O autor aborda o posicionamento da magistratura diante da atuação do CNJ na seara disciplinar e assevera que a toga não foi feita para ser usada em ombros sujos e venais.

quarta-feira, 19 de outubro de 2011

Atualizado em 18 de outubro de 2011 12:11

Francisco de Assis Chagas de Mello e Silva

Justiça zangada

Nos últimos dias, notadamente nos noticiários e em artigos publicados nas diversas folhas, alguns eméritos próceres do Judiciário e também articulistas desfilaram o seu mau humor de forma contundente.

A impressão é de que tudo, ou quase tudo, se resume no debate relativo à preservação das prerrogativas do Conselho Nacional de Justiça. Os magistrados interpuseram ação de inconstitucionalidade arguindo preceito da Carta Magna que, presumidamente, veda o julgamento de juízes denunciados por corrupção pelo Conselho, sem que antes as Corregedorias das diversas Regiões se manifestem sobre as denúncias. Em suma, esta primeira etapa jurisdicional não poderia ser afastada.

A sociedade esperneou e o Supremo achou por bem adiar o julgamento.

Os argumentos da magistratura sempre se mostram pertinentes: o devido processo legal, os imaculados preceitos da Constituição, o caráter republicano brasileiro, etc.
######
**Objetivo da tarefa:** Resuma em duas frases o texto sobre a atuação disciplinar do CNJ. O material não tem relação com o texto.
######
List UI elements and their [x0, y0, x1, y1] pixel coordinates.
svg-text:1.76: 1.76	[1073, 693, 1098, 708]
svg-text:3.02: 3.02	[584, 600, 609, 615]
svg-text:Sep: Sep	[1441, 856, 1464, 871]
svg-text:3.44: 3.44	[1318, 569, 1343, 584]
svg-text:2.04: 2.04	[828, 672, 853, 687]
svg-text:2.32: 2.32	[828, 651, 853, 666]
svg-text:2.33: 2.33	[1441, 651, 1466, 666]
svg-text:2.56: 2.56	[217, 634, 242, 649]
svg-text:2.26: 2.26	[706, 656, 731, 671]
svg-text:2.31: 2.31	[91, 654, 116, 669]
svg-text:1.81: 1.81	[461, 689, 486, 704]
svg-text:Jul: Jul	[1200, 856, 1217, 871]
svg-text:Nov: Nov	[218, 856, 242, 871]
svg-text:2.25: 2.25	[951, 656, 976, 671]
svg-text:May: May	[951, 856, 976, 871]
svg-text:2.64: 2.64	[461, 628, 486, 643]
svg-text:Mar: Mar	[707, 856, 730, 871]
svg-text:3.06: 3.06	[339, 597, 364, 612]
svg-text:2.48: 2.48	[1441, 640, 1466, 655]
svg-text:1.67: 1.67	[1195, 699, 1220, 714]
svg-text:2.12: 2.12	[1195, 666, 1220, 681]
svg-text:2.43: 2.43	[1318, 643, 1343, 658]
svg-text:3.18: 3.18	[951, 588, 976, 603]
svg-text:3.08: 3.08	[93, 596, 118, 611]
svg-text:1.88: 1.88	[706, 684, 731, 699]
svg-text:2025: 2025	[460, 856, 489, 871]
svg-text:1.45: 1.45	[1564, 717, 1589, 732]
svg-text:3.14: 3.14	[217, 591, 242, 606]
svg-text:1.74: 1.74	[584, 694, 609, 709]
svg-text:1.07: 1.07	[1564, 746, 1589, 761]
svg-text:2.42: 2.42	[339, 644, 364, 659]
######
**Resultado:** Nos últimos dias, membros do Judiciário e articulistas mostraram mau humor no debate sobre as prerrogativas do Conselho Nacional de Justiça. Os magistrados moveram ação de inconstitucionalidade alegando que o Conselho não pode julgar juízes denunciados por corrupção antes da manifestação das Corregedorias, e o Supremo, após a reação da sociedade, adiou o julgamento.